# [DIRECTIONS FOR THIS TASK]
From the listing below, select every line where the word "Diciembre" appears.

● ● ● ● ● ● ●

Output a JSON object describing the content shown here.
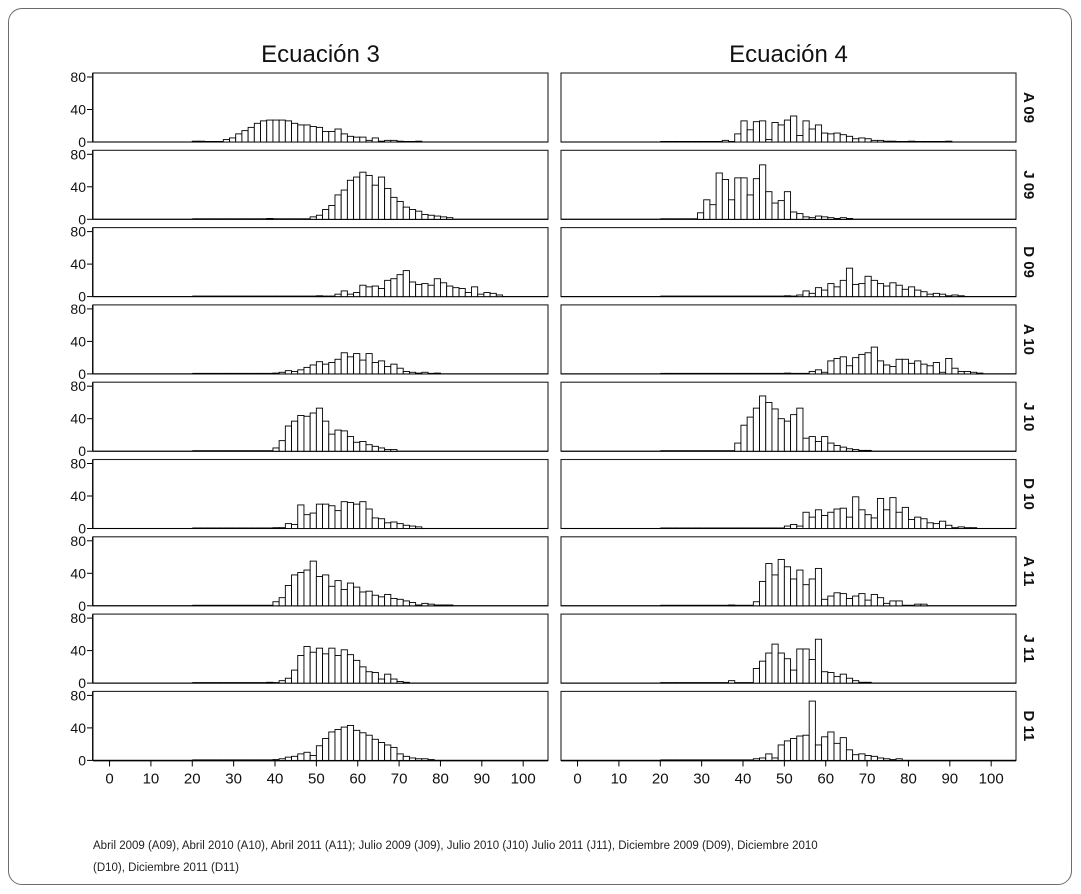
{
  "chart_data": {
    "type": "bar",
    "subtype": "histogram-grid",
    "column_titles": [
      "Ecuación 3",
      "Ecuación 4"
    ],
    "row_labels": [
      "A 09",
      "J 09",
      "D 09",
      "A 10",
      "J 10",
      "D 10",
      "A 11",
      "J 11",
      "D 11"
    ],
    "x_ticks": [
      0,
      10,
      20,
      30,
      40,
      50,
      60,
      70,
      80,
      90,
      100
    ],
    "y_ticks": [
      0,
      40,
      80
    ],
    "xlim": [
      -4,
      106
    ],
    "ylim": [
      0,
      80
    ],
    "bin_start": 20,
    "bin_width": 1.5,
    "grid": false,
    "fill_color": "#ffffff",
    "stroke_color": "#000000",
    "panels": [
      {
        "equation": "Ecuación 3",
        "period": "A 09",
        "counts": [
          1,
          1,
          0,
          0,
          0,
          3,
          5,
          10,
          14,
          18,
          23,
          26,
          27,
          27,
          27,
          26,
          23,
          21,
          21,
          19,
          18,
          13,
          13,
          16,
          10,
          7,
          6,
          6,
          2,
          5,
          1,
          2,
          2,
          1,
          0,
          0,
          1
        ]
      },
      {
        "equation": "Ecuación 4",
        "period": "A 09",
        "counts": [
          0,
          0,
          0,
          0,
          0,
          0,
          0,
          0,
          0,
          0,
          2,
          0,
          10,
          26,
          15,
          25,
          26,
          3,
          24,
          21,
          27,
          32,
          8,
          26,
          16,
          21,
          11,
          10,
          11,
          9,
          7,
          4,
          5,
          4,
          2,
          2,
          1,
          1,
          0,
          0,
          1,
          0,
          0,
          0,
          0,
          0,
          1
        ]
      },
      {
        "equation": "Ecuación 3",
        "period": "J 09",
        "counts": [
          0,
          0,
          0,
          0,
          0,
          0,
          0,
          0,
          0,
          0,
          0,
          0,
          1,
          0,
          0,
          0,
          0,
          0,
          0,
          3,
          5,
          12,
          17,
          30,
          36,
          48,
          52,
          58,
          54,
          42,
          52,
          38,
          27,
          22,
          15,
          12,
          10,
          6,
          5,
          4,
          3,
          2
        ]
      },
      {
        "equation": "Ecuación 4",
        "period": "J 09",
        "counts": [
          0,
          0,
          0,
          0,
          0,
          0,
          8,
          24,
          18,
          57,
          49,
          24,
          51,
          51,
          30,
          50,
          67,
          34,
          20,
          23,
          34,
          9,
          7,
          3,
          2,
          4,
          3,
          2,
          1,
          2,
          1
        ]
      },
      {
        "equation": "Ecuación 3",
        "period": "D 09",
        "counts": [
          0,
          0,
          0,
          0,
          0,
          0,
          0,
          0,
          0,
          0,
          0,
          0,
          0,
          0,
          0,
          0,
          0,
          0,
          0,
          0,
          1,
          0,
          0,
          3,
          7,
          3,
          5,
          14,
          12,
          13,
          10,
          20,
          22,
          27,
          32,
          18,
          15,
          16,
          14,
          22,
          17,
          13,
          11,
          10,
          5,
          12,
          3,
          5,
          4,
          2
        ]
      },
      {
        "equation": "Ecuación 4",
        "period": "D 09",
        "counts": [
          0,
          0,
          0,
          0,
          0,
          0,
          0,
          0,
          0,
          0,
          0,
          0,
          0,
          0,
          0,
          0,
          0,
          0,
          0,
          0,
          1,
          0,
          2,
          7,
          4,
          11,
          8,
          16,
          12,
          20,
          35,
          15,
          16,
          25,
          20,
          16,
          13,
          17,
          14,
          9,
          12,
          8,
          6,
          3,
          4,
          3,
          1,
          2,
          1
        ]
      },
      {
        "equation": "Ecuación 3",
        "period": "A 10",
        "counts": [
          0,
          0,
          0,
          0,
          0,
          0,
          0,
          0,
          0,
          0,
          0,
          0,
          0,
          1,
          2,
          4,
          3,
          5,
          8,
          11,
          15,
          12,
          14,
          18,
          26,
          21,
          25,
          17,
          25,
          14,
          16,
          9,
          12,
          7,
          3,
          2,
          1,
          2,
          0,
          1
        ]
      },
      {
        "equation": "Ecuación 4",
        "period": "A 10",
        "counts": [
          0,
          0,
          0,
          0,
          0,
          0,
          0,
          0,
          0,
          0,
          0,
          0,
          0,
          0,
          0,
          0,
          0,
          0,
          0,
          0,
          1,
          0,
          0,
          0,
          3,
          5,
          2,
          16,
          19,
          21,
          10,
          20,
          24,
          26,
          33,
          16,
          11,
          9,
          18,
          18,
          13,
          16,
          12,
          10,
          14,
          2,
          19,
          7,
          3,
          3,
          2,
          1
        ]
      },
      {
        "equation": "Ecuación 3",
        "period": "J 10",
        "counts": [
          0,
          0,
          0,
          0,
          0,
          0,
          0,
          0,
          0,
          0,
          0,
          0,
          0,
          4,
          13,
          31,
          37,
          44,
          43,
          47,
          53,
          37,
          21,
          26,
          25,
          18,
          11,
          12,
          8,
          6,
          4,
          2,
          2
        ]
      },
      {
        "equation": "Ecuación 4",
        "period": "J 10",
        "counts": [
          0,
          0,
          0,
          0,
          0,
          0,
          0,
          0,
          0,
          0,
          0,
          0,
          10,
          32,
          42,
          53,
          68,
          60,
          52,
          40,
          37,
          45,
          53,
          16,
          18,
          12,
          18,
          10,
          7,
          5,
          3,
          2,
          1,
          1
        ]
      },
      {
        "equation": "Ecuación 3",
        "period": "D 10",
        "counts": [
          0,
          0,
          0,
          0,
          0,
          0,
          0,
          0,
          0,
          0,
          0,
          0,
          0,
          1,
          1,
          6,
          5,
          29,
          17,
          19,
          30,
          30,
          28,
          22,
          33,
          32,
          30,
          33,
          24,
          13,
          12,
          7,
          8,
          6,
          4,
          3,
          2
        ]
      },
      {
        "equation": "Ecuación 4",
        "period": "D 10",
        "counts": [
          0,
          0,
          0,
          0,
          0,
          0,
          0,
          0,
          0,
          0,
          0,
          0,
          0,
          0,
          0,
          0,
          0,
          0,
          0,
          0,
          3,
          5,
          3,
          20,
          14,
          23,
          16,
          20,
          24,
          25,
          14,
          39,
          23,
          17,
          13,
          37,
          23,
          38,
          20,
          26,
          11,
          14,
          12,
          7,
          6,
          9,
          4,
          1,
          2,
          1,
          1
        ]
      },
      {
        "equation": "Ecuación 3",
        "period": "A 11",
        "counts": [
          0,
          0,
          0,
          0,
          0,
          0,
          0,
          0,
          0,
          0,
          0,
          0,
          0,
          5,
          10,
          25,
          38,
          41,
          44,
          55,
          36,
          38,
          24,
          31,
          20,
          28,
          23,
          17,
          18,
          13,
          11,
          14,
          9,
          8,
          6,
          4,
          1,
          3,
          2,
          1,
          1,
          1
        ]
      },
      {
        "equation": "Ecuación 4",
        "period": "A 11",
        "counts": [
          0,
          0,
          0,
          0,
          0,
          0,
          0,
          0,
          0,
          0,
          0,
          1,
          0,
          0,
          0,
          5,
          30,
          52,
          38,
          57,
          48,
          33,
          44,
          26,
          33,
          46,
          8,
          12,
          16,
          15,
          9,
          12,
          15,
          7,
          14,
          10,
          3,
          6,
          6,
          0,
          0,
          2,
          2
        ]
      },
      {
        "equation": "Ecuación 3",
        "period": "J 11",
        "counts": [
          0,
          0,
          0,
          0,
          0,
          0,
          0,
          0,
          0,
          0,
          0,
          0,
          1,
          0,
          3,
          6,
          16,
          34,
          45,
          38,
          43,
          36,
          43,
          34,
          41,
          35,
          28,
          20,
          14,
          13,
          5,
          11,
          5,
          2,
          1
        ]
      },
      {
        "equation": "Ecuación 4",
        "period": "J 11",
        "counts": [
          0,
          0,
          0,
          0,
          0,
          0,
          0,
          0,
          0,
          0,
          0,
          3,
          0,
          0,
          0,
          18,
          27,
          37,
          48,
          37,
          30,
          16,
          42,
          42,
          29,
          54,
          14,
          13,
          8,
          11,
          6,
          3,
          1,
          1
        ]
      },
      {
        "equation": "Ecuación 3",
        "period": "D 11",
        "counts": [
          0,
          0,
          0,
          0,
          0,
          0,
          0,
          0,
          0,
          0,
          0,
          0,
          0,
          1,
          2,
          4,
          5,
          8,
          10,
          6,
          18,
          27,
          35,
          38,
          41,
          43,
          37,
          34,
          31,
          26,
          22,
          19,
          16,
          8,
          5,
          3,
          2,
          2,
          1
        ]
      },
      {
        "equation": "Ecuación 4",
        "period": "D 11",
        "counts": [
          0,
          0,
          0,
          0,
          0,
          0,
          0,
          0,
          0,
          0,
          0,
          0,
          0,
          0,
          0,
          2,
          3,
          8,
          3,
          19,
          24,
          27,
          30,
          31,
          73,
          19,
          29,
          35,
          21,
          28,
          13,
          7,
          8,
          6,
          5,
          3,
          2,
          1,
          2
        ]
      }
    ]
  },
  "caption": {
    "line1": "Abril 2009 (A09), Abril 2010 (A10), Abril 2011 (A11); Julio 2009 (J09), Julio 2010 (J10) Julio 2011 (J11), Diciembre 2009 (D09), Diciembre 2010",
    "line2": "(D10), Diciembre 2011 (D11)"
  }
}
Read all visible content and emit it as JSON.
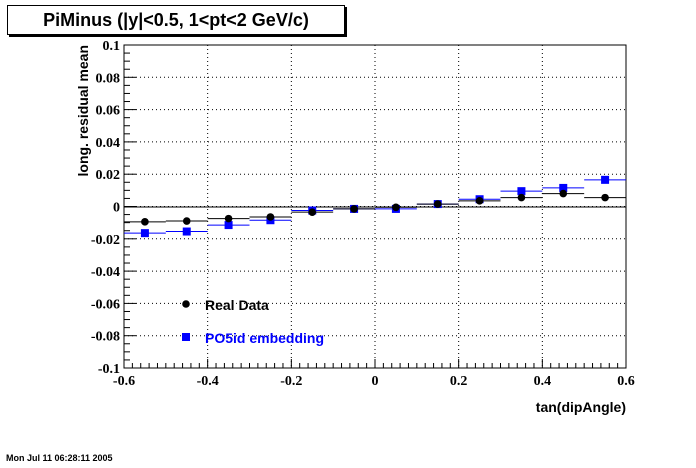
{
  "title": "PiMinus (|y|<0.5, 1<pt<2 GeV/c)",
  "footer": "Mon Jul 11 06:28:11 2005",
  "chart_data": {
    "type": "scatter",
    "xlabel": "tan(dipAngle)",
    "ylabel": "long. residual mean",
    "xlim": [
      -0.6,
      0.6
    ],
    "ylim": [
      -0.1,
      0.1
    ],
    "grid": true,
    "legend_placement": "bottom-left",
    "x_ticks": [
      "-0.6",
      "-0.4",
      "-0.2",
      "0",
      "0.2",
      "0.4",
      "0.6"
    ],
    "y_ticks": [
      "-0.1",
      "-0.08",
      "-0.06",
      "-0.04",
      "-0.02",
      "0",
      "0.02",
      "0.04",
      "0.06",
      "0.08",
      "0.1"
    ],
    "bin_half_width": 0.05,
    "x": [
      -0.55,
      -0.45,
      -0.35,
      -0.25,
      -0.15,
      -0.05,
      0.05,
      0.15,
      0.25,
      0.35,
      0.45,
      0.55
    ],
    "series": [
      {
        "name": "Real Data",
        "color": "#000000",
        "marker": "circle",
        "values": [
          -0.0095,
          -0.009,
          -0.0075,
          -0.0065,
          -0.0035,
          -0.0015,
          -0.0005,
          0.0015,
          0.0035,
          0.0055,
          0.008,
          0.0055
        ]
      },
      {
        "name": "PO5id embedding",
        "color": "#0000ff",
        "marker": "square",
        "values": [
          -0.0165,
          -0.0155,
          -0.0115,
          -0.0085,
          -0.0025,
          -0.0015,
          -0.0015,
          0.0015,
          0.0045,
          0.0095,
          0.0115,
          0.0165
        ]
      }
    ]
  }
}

● ● ● ● ● ● ●

# [TASK RESPONSE]
    "line1": "Abril 2009 (A09), Abril 2010 (A10), Abril 2011 (A11); Julio 2009 (J09), Julio 2010 (J10) Julio 2011 (J11), Diciembre 2009 (D09), Diciembre 2010",
    "line2": "(D10), Diciembre 2011 (D11)"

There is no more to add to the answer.